Data lines:
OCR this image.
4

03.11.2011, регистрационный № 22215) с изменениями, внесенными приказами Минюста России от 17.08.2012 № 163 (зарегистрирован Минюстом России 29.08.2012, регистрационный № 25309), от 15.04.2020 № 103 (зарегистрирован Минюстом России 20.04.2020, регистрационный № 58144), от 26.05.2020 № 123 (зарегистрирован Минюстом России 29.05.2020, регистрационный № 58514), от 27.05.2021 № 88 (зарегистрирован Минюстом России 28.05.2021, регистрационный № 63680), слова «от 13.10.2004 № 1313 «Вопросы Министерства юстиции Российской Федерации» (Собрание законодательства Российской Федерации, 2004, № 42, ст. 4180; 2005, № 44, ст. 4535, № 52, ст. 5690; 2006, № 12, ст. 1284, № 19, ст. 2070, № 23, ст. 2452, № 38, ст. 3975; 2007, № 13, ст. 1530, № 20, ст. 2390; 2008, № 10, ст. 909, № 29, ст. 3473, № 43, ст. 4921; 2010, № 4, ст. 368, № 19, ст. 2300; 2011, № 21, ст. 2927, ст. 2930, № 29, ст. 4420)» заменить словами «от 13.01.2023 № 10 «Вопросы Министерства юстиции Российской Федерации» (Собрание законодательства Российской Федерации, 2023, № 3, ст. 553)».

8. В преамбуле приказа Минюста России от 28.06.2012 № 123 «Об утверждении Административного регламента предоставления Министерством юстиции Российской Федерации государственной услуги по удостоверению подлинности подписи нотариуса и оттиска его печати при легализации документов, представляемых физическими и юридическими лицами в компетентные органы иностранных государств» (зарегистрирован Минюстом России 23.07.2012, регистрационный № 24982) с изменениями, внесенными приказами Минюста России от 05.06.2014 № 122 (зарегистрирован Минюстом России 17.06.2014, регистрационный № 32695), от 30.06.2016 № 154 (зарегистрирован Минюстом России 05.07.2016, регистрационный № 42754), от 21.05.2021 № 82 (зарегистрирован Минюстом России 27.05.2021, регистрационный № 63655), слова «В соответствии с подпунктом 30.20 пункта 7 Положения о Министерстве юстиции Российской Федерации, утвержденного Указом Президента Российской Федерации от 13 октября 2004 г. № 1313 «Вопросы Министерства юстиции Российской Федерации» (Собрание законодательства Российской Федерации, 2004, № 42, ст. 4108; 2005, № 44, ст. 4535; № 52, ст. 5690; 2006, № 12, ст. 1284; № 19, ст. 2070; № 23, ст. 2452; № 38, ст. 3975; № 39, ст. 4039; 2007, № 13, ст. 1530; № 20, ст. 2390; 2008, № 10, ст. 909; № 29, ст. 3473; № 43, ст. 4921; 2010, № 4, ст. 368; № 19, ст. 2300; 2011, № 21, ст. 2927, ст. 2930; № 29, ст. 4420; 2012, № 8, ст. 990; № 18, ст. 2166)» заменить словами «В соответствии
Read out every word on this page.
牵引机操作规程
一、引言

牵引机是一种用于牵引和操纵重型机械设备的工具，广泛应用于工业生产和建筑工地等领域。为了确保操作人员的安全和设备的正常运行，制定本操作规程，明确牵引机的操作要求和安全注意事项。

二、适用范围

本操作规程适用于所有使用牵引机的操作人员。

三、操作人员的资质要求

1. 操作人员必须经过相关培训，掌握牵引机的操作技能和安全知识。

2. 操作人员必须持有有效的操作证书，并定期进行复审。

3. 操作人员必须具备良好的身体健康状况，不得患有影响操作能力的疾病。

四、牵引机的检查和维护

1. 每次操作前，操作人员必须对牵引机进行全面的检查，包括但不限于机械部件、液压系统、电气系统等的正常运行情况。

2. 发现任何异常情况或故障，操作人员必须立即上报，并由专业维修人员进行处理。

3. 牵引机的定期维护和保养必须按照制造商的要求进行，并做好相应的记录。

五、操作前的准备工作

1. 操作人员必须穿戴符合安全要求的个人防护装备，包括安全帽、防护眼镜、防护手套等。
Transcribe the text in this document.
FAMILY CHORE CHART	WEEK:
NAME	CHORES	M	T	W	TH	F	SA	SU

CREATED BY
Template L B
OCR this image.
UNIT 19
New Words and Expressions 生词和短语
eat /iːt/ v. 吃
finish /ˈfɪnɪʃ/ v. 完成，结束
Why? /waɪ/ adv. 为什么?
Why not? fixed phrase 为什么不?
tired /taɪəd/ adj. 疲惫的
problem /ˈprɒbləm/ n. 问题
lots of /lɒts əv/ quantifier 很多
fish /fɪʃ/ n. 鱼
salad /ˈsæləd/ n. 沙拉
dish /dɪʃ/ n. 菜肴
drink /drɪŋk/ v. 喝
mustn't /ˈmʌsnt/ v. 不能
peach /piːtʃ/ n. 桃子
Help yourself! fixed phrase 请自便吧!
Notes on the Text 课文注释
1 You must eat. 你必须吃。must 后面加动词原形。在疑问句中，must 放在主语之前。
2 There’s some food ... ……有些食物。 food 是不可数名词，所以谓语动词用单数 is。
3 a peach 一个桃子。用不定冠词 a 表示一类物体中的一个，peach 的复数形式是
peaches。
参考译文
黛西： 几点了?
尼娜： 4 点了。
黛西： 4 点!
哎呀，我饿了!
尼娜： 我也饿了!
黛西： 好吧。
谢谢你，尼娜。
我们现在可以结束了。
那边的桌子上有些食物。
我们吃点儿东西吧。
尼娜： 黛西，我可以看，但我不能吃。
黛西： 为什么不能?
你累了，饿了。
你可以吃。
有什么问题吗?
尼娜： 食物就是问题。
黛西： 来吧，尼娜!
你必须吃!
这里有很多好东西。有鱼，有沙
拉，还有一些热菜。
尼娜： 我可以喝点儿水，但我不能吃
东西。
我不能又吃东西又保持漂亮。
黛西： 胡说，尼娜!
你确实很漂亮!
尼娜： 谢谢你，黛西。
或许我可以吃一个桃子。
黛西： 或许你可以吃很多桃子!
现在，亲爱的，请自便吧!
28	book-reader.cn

Instructions to follow: Every record should be given again exactly.

Written reply:
OCR this image.
4

03.11.2011, регистрационный № 22215) с изменениями, внесенными приказами Минюста России от 17.08.2012 № 163 (зарегистрирован Минюстом России 29.08.2012, регистрационный № 25309), от 15.04.2020 № 103 (зарегистрирован Минюстом России 20.04.2020, регистрационный № 58144), от 26.05.2020 № 123 (зарегистрирован Минюстом России 29.05.2020, регистрационный № 58514), от 27.05.2021 № 88 (зарегистрирован Минюстом России 28.05.2021, регистрационный № 63680), слова «от 13.10.2004 № 1313 «Вопросы Министерства юстиции Российской Федерации» (Собрание законодательства Российской Федерации, 2004, № 42, ст. 4180; 2005, № 44, ст. 4535, № 52, ст. 5690; 2006, № 12, ст. 1284, № 19, ст. 2070, № 23, ст. 2452, № 38, ст. 3975; 2007, № 13, ст. 1530, № 20, ст. 2390; 2008, № 10, ст. 909, № 29, ст. 3473, № 43, ст. 4921; 2010, № 4, ст. 368, № 19, ст. 2300; 2011, № 21, ст. 2927, ст. 2930, № 29, ст. 4420)» заменить словами «от 13.01.2023 № 10 «Вопросы Министерства юстиции Российской Федерации» (Собрание законодательства Российской Федерации, 2023, № 3, ст. 553)».

8. В преамбуле приказа Минюста России от 28.06.2012 № 123 «Об утверждении Административного регламента предоставления Министерством юстиции Российской Федерации государственной услуги по удостоверению подлинности подписи нотариуса и оттиска его печати при легализации документов, представляемых физическими и юридическими лицами в компетентные органы иностранных государств» (зарегистрирован Минюстом России 23.07.2012, регистрационный № 24982) с изменениями, внесенными приказами Минюста России от 05.06.2014 № 122 (зарегистрирован Минюстом России 17.06.2014, регистрационный № 32695), от 30.06.2016 № 154 (зарегистрирован Минюстом России 05.07.2016, регистрационный № 42754), от 21.05.2021 № 82 (зарегистрирован Минюстом России 27.05.2021, регистрационный № 63655), слова «В соответствии с подпунктом 30.20 пункта 7 Положения о Министерстве юстиции Российской Федерации, утвержденного Указом Президента Российской Федерации от 13 октября 2004 г. № 1313 «Вопросы Министерства юстиции Российской Федерации» (Собрание законодательства Российской Федерации, 2004, № 42, ст. 4108; 2005, № 44, ст. 4535; № 52, ст. 5690; 2006, № 12, ст. 1284; № 19, ст. 2070; № 23, ст. 2452; № 38, ст. 3975; № 39, ст. 4039; 2007, № 13, ст. 1530; № 20, ст. 2390; 2008, № 10, ст. 909; № 29, ст. 3473; № 43, ст. 4921; 2010, № 4, ст. 368; № 19, ст. 2300; 2011, № 21, ст. 2927, ст. 2930; № 29, ст. 4420; 2012, № 8, ст. 990; № 18, ст. 2166)» заменить словами «В соответствии
Read out every word on this page.
牵引机操作规程
一、引言

牵引机是一种用于牵引和操纵重型机械设备的工具，广泛应用于工业生产和建筑工地等领域。为了确保操作人员的安全和设备的正常运行，制定本操作规程，明确牵引机的操作要求和安全注意事项。

二、适用范围

本操作规程适用于所有使用牵引机的操作人员。

三、操作人员的资质要求

1. 操作人员必须经过相关培训，掌握牵引机的操作技能和安全知识。

2. 操作人员必须持有有效的操作证书，并定期进行复审。

3. 操作人员必须具备良好的身体健康状况，不得患有影响操作能力的疾病。

四、牵引机的检查和维护

1. 每次操作前，操作人员必须对牵引机进行全面的检查，包括但不限于机械部件、液压系统、电气系统等的正常运行情况。

2. 发现任何异常情况或故障，操作人员必须立即上报，并由专业维修人员进行处理。

3. 牵引机的定期维护和保养必须按照制造商的要求进行，并做好相应的记录。

五、操作前的准备工作

1. 操作人员必须穿戴符合安全要求的个人防护装备，包括安全帽、防护眼镜、防护手套等。
Transcribe the text in this document.
FAMILY CHORE CHART	WEEK:
NAME	CHORES	M	T	W	TH	F	SA	SU

CREATED BY
Template L B
OCR this image.
UNIT 19
New Words and Expressions 生词和短语
eat /iːt/ v. 吃
finish /ˈfɪnɪʃ/ v. 完成，结束
Why? /waɪ/ adv. 为什么?
Why not? fixed phrase 为什么不?
tired /taɪəd/ adj. 疲惫的
problem /ˈprɒbləm/ n. 问题
lots of /lɒts əv/ quantifier 很多
fish /fɪʃ/ n. 鱼
salad /ˈsæləd/ n. 沙拉
dish /dɪʃ/ n. 菜肴
drink /drɪŋk/ v. 喝
mustn't /ˈmʌsnt/ v. 不能
peach /piːtʃ/ n. 桃子
Help yourself! fixed phrase 请自便吧!
Notes on the Text 课文注释
1 You must eat. 你必须吃。must 后面加动词原形。在疑问句中，must 放在主语之前。
2 There’s some food ... ……有些食物。 food 是不可数名词，所以谓语动词用单数 is。
3 a peach 一个桃子。用不定冠词 a 表示一类物体中的一个，peach 的复数形式是
peaches。
参考译文
黛西： 几点了?
尼娜： 4 点了。
黛西： 4 点!
哎呀，我饿了!
尼娜： 我也饿了!
黛西： 好吧。
谢谢你，尼娜。
我们现在可以结束了。
那边的桌子上有些食物。
我们吃点儿东西吧。
尼娜： 黛西，我可以看，但我不能吃。
黛西： 为什么不能?
你累了，饿了。
你可以吃。
有什么问题吗?
尼娜： 食物就是问题。
黛西： 来吧，尼娜!
你必须吃!
这里有很多好东西。有鱼，有沙
拉，还有一些热菜。
尼娜： 我可以喝点儿水，但我不能吃
东西。
我不能又吃东西又保持漂亮。
黛西： 胡说，尼娜!
你确实很漂亮!
尼娜： 谢谢你，黛西。
或许我可以吃一个桃子。
黛西： 或许你可以吃很多桃子!
现在，亲爱的，请自便吧!
28	book-reader.cn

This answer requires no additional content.